▶ [RECORD EXTRACTS]
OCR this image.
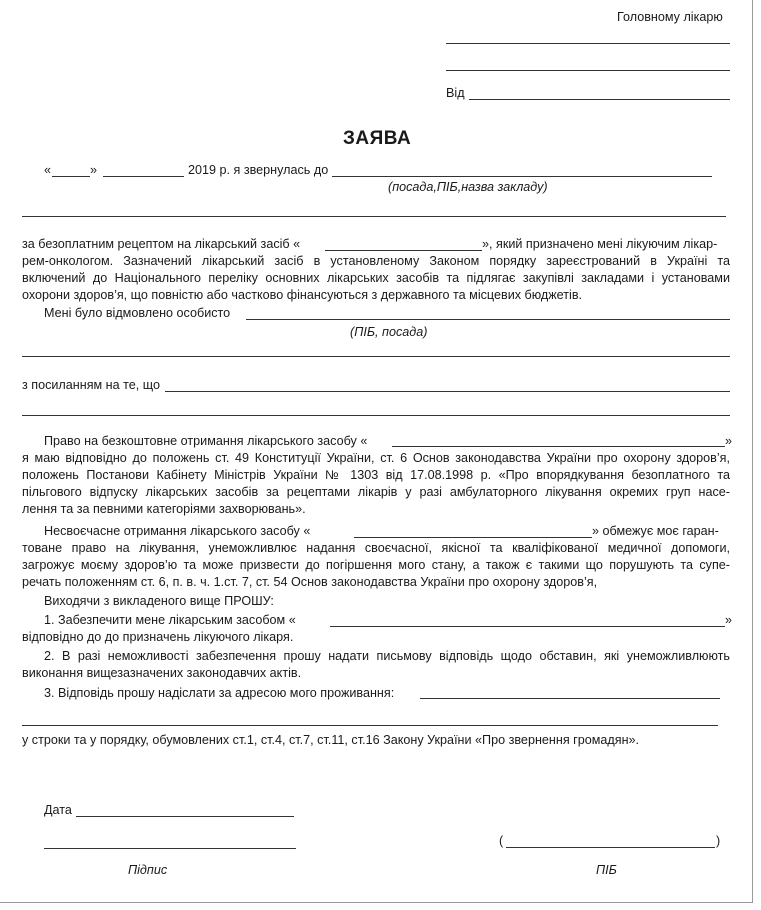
Головному лікарю
Від
ЗАЯВА
«	»	2019 р. я звернулась до
(посада,ПІБ,назва закладу)
за безоплатним рецептом на лікарський засіб «	», який призначено мені лікуючим лікар-
рем-онкологом. Зазначений лікарський засіб в установленому Законом порядку зареєстрований в Україні та
включений до Національного переліку основних лікарських засобів та підлягає закупівлі закладами і установами
охорони здоров’я, що повністю або частково фінансуються з державного та місцевих бюджетів.
Мені було відмовлено особисто
(ПІБ, посада)
з посиланням на те, що
Право на безкоштовне отримання лікарського засобу «	»
я маю відповідно до положень ст. 49 Конституції України, ст. 6 Основ законодавства України про охорону здоров’я,
положень Постанови Кабінету Міністрів України № 1303 від 17.08.1998 р. «Про впорядкування безоплатного та
пільгового відпуску лікарських засобів за рецептами лікарів у разі амбулаторного лікування окремих груп насе-
лення та за певними категоріями захворювань».
Несвоєчасне отримання лікарського засобу «	» обмежує моє гаран-
товане право на лікування, унеможливлює надання своєчасної, якісної та кваліфікованої медичної допомоги,
загрожує моєму здоров’ю та може призвести до погіршення мого стану, а також є такими що порушують та супе-
речать положенням ст. 6, п. в. ч. 1.ст. 7, ст. 54 Основ законодавства України про охорону здоров’я,
Виходячи з викладеного вище ПРОШУ:
1. Забезпечити мене лікарським засобом «	»
відповідно до до призначень лікуючого лікаря.
2. В разі неможливості забезпечення прошу надати письмову відповідь щодо обставин, які унеможливлюють
виконання вищезазначених законодавчих актів.
3. Відповідь прошу надіслати за адресою мого проживання:
у строки та у порядку, обумовлених ст.1, ст.4, ст.7, ст.11, ст.16 Закону України «Про звернення громадян».
Дата
(	)
Підпис	ПІБ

▶ [WHAT THE TASK ASKS] In your copy, leave out the pictures and reproduce the material above exactly.

▶ [RESULT OF THE EXERCISE]
OCR this image.
Головному лікарю
Від
ЗАЯВА
«	»	2019 р. я звернулась до
(посада,ПІБ,назва закладу)
за безоплатним рецептом на лікарський засіб «	», який призначено мені лікуючим лікар-
рем-онкологом. Зазначений лікарський засіб в установленому Законом порядку зареєстрований в Україні та
включений до Національного переліку основних лікарських засобів та підлягає закупівлі закладами і установами
охорони здоров’я, що повністю або частково фінансуються з державного та місцевих бюджетів.
Мені було відмовлено особисто
(ПІБ, посада)
з посиланням на те, що
Право на безкоштовне отримання лікарського засобу «	»
я маю відповідно до положень ст. 49 Конституції України, ст. 6 Основ законодавства України про охорону здоров’я,
положень Постанови Кабінету Міністрів України № 1303 від 17.08.1998 р. «Про впорядкування безоплатного та
пільгового відпуску лікарських засобів за рецептами лікарів у разі амбулаторного лікування окремих груп насе-
лення та за певними категоріями захворювань».
Несвоєчасне отримання лікарського засобу «	» обмежує моє гаран-
товане право на лікування, унеможливлює надання своєчасної, якісної та кваліфікованої медичної допомоги,
загрожує моєму здоров’ю та може призвести до погіршення мого стану, а також є такими що порушують та супе-
речать положенням ст. 6, п. в. ч. 1.ст. 7, ст. 54 Основ законодавства України про охорону здоров’я,
Виходячи з викладеного вище ПРОШУ:
1. Забезпечити мене лікарським засобом «	»
відповідно до до призначень лікуючого лікаря.
2. В разі неможливості забезпечення прошу надати письмову відповідь щодо обставин, які унеможливлюють
виконання вищезазначених законодавчих актів.
3. Відповідь прошу надіслати за адресою мого проживання:
у строки та у порядку, обумовлених ст.1, ст.4, ст.7, ст.11, ст.16 Закону України «Про звернення громадян».
Дата
(	)
Підпис	ПІБ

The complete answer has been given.